◆ EXERCISE INSTRUCTIONS
A. For the article on campus boredom below, state whether each statement agrees with it, answering yes or no and quoting the deciding words: (i) Resident Assistants are described as resident cops; (ii) roommates will appreciate it if you take up smoking weed; (iii) getting along with your RA is described as optional.
B. Answer these questions from the article on campus boredom below:
(i) Which university appears in the byline?
(ii) What brand of liquor does the subtitle name?
(iii) At what hour does the article mention taking a shot in the common room?

◆ TEXT PROVIDED

============================================================

Avoiding the Doom of On-Campus Boredom
The ultimate guide for trading in that trusted handle of Jack Daniels for RA-friendly activities.
By Samantha Gross, Concordia University Irvine
College: The debt-accruing form of higher education where young adults gather to learn about themselves, the world and the other sexes.
It’s a time to find a degree that will hopefully get you a job and to learn how high your tolerance is for substances. I’m kidding. Mostly.
Your time at a university is definitely the opportunity to experiment, don’t get me wrong, but you don’t want your four years to be entirely beer pong and DIY bong crafting. In fact, that’s the best way to ensure you don’t spend four years at a university, because the resident cops—Resident Assistants—are there to make sure the foolish decisions you’re sure to make aren’t stupid enough to get you killed. So getting along with your RA is imperative to gliding through college without any major mishaps.
That being said, sneaking liquor onto campus isn’t exactly the best way to go about hitting it off with your RA, and your roommates will not appreciate if you take up smoking weed. But if you aren’t abusing substances in your bathroom, then how on earth are you going to spend your designated non-homework time? What was the point of your carefully crafted color-coded bulletin board of semi-legal activities if you can’t even take a shot in your common room at 4am?

============================================================

◆ DATASET EXTRACT
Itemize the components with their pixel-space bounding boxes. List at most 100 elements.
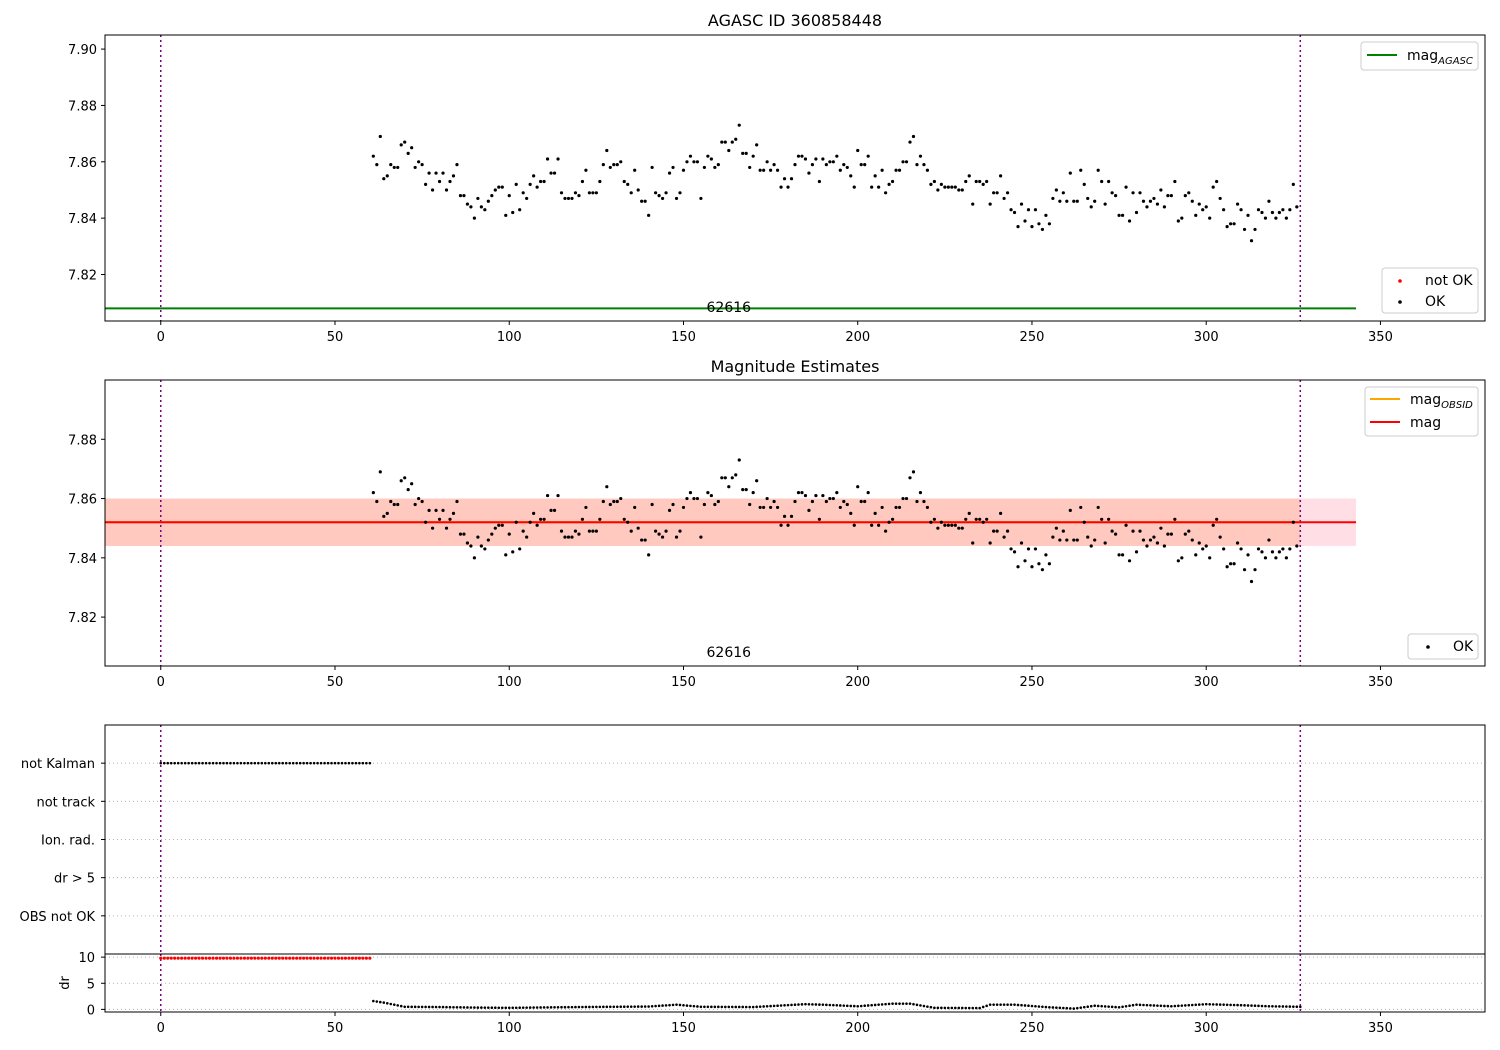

============================================================

◆ SOLVED PROBLEMS
A.
(i) Yes: "the resident cops—Resident Assistants—"
(ii) No: "your roommates will not appreciate if you take up smoking weed"
(iii) No: "getting along with your RA is imperative"

B.
(i) Concordia University Irvine
(ii) Jack Daniels
(iii) 4am